→ **WRITTEN PROBLEM**
Only a number is wanted: how many lines in the listing contain the word "times"?

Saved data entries
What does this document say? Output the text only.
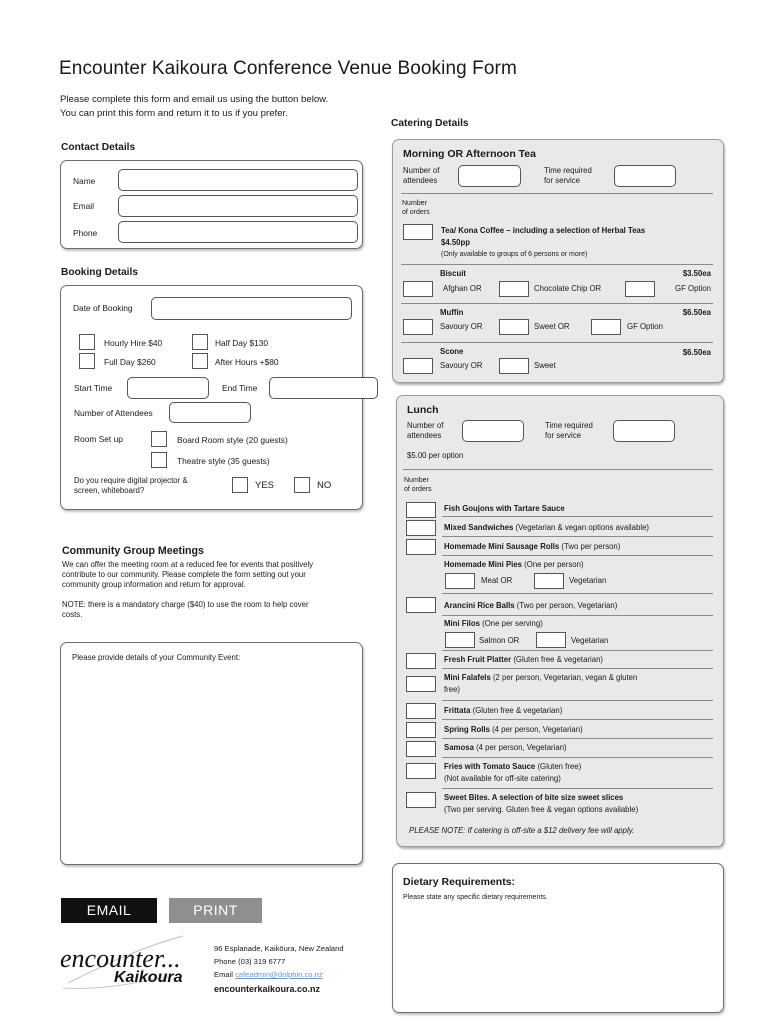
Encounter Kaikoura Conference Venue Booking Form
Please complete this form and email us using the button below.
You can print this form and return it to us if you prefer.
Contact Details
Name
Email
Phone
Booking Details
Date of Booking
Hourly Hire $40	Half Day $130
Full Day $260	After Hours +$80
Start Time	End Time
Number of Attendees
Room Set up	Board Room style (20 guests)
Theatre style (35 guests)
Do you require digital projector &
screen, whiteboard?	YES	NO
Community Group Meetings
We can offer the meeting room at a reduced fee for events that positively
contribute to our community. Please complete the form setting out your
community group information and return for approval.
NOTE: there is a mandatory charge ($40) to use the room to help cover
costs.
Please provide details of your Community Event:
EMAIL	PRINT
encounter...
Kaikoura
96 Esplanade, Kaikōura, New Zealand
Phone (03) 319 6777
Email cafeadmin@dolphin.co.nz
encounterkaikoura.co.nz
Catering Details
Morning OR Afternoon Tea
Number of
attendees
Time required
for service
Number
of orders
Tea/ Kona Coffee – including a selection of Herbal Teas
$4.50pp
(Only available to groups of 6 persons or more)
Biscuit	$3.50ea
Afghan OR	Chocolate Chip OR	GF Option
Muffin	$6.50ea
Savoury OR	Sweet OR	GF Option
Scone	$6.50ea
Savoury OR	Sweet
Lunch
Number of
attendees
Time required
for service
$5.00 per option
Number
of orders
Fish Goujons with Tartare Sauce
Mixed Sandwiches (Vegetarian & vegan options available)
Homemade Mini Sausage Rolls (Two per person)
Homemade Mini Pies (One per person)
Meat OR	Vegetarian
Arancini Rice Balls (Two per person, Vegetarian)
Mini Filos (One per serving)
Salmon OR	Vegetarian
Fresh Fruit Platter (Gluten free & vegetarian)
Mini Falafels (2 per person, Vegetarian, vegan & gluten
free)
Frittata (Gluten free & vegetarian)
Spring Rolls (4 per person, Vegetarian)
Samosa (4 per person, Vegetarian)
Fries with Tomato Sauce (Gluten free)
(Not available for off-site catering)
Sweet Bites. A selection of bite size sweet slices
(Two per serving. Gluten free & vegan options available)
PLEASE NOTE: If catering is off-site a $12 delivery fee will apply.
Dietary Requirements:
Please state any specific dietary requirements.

--

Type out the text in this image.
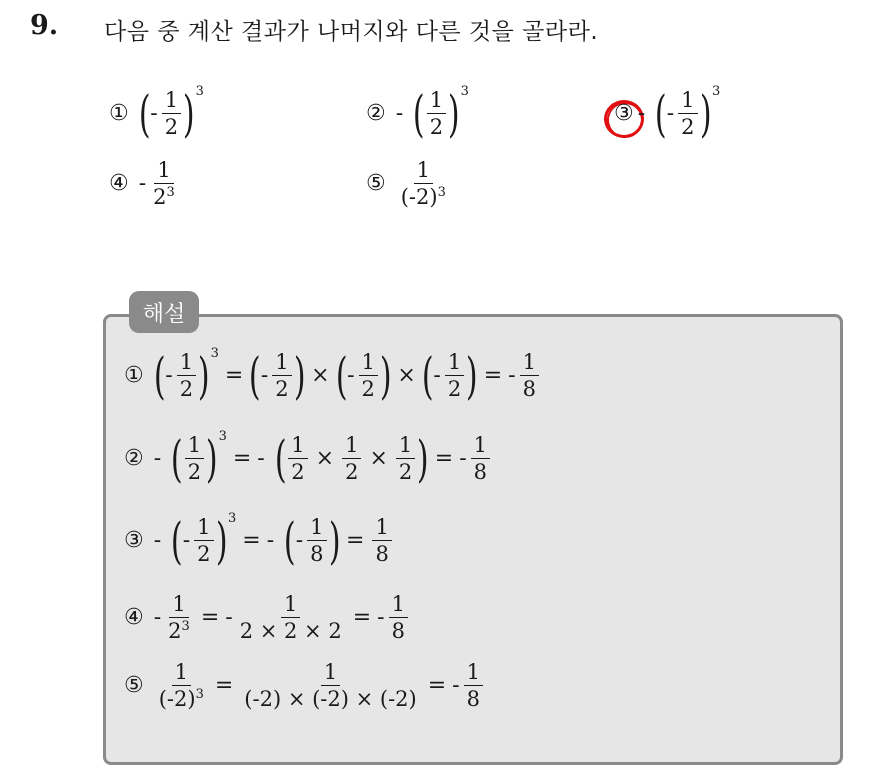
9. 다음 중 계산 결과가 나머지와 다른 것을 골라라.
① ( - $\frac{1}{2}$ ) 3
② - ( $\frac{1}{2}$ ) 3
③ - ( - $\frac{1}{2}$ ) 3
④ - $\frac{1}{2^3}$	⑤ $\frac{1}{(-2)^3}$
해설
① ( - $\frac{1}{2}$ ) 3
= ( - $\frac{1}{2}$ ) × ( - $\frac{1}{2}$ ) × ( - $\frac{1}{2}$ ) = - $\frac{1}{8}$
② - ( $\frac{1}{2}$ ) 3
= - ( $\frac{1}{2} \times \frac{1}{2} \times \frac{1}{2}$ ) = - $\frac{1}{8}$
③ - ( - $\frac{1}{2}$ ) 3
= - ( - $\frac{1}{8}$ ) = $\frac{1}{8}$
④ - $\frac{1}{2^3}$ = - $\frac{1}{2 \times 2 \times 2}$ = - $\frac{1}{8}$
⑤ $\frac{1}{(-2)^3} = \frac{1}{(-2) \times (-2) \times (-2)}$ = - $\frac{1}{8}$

→ **PROBLEM SOLUTION**
3